**Exercise details:** Identify all lines below that hold "Contains" and collect them.

(Source data)
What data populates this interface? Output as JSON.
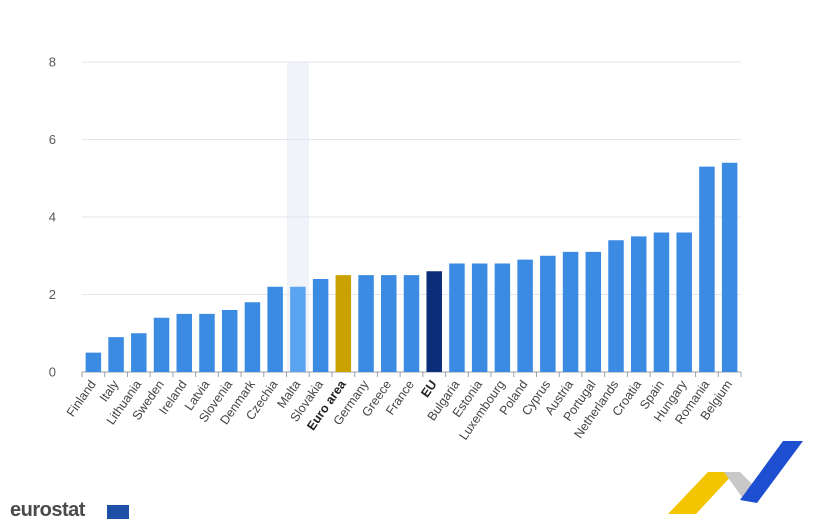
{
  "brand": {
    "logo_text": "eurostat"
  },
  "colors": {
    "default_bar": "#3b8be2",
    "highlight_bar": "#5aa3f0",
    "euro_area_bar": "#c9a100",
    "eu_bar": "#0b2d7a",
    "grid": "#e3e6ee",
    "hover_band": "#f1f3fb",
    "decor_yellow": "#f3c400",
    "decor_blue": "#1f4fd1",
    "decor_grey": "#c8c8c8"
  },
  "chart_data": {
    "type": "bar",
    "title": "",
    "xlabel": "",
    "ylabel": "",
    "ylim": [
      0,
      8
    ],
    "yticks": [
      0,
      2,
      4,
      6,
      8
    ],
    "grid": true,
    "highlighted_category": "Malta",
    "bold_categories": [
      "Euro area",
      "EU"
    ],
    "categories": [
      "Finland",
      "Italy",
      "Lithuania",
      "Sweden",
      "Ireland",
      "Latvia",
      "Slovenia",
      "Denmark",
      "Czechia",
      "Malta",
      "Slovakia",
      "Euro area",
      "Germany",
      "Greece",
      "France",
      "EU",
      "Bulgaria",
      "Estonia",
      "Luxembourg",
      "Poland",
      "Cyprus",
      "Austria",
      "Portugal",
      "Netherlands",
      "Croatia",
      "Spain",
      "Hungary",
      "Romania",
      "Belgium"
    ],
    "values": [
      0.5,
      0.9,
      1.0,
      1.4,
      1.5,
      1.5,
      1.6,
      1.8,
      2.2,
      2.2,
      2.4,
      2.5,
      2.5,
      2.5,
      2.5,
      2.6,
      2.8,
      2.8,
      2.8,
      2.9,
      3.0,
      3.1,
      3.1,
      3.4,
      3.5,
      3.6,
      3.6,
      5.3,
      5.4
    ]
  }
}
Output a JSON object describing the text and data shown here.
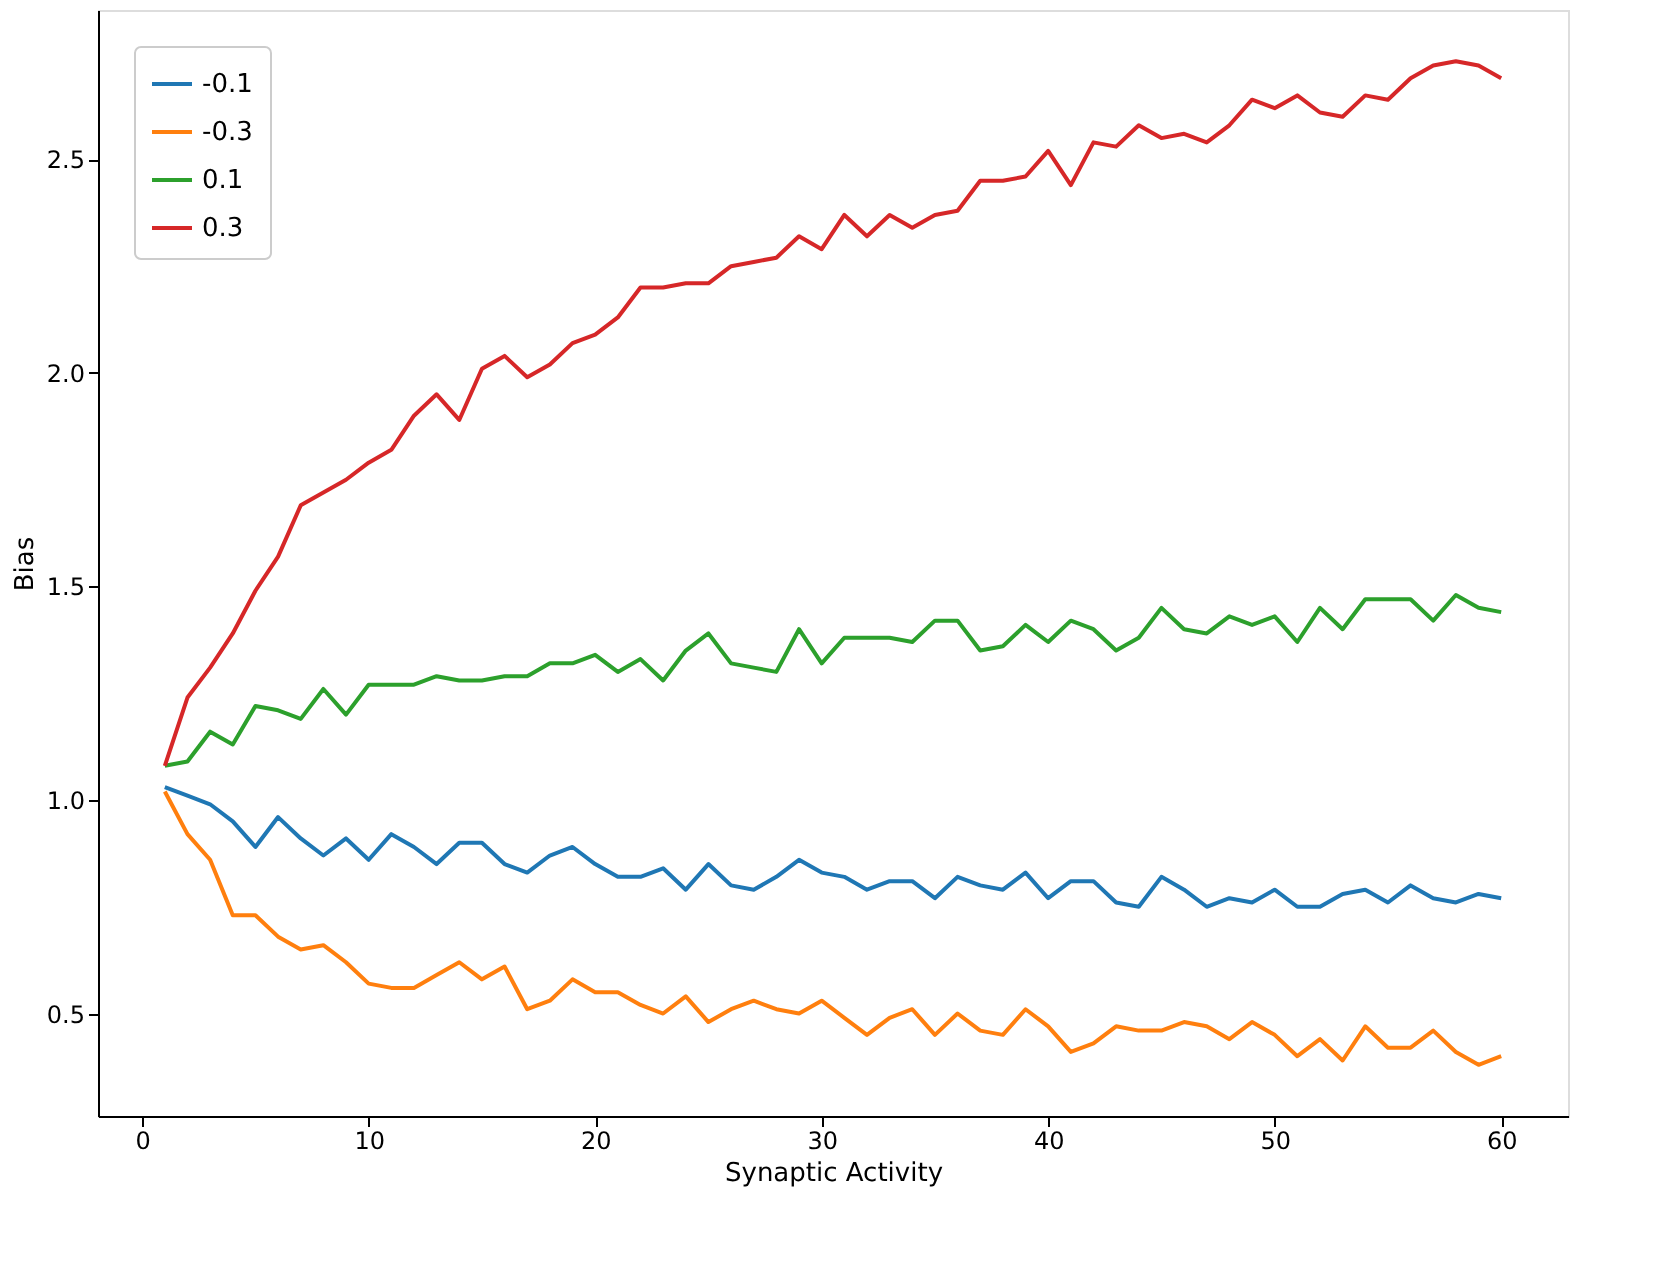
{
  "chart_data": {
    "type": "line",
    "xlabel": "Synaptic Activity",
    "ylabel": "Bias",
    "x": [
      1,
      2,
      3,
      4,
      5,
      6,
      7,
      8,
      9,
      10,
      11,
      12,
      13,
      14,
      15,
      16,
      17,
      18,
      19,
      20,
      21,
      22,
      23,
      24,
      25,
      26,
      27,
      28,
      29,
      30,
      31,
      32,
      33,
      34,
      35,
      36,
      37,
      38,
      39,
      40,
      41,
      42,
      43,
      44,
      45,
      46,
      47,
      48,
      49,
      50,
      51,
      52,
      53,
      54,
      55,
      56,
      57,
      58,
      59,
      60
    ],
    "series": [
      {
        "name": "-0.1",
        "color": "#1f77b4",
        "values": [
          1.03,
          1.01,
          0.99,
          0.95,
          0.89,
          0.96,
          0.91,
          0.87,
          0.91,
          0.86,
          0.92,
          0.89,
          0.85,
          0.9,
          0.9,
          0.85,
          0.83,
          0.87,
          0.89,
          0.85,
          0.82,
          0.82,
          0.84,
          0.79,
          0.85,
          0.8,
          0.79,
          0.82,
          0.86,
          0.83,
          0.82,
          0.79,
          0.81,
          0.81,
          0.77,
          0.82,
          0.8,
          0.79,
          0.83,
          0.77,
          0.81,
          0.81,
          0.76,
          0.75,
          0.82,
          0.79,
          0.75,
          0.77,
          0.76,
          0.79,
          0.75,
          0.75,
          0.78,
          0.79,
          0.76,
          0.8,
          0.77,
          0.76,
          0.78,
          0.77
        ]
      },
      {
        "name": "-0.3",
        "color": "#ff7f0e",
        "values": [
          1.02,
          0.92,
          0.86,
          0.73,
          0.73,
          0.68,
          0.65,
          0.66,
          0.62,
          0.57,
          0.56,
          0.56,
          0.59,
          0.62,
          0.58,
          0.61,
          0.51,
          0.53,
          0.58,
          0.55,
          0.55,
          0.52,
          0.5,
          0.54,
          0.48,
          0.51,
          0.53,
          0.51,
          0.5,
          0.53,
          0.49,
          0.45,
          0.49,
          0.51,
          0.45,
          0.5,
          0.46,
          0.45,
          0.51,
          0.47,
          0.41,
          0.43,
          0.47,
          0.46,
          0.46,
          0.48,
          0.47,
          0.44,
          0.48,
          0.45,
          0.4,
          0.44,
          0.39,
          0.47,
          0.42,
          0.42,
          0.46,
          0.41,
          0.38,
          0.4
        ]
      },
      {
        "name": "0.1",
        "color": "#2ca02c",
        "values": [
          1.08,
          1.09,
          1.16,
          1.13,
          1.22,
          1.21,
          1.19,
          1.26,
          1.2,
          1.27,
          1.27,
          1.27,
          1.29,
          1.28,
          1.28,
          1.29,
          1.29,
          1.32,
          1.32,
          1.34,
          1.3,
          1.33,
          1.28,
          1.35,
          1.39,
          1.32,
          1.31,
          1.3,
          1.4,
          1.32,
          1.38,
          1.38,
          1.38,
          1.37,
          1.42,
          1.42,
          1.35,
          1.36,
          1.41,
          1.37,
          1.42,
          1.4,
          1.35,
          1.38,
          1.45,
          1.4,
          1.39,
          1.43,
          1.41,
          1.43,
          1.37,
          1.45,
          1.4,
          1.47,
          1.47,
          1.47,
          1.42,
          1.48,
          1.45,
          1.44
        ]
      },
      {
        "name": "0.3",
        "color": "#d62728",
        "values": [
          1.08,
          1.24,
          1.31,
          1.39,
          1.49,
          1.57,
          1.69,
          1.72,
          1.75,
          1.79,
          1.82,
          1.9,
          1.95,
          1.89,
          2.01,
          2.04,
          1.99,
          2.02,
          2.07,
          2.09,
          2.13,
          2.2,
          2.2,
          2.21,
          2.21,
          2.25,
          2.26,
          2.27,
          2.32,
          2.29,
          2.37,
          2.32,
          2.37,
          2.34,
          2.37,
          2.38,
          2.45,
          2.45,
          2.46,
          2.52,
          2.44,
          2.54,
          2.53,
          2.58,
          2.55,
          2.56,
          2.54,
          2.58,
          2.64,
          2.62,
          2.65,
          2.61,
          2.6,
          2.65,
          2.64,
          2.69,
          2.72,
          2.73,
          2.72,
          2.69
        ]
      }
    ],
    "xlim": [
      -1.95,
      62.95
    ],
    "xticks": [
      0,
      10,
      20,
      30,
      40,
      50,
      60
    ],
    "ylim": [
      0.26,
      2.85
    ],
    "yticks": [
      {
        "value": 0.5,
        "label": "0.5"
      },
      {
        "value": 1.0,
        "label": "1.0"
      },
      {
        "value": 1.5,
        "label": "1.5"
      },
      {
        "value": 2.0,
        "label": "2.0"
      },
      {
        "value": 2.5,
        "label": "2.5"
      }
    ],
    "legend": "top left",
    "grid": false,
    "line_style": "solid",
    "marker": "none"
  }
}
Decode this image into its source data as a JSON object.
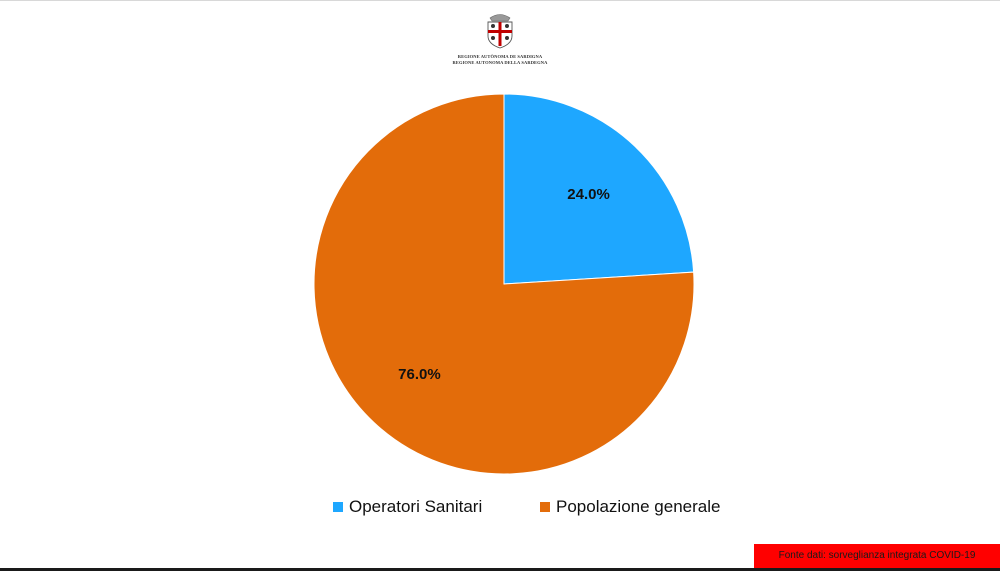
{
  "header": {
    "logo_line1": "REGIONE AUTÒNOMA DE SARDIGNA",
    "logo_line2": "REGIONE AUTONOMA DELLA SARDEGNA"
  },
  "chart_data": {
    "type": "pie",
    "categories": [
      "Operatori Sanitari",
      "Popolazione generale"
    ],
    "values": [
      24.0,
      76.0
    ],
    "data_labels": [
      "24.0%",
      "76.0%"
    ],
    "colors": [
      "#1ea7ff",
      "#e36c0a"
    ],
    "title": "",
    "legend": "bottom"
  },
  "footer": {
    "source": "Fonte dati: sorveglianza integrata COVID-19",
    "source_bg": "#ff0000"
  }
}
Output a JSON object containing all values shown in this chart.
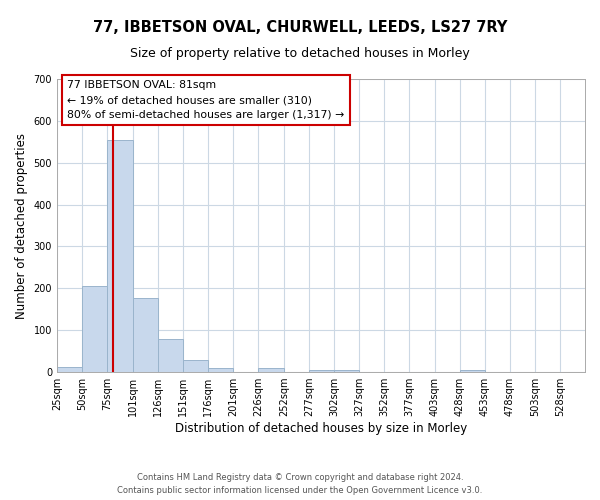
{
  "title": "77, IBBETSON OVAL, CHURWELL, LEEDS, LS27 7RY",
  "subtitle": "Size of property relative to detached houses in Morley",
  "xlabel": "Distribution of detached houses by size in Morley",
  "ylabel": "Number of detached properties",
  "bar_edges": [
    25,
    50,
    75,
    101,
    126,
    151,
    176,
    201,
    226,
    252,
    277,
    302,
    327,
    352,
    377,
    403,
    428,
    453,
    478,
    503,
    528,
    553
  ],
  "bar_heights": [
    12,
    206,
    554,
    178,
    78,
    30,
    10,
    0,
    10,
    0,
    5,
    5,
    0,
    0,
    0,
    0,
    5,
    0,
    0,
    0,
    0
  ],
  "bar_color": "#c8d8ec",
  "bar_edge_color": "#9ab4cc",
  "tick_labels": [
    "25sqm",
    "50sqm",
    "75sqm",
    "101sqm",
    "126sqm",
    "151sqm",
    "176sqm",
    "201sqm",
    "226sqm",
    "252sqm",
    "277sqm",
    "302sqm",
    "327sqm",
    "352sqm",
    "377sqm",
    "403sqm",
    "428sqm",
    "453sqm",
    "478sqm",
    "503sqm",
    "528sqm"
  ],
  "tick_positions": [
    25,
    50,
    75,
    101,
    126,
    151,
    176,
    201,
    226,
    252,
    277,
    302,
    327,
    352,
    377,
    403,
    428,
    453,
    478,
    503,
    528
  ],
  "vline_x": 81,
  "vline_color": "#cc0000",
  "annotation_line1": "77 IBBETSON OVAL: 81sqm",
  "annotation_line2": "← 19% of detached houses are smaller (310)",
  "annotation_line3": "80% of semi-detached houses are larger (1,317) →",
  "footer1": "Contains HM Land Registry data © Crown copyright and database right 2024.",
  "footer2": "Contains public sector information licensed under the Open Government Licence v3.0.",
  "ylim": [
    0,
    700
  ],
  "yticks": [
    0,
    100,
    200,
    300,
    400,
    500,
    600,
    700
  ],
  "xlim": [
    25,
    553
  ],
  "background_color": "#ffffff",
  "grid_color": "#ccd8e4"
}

**Response below:**
  "footer1": "Contains HM Land Registry data © Crown copyright and database right 2024.",
  "footer2": "Contains public sector information licensed under the Open Government Licence v3.0.",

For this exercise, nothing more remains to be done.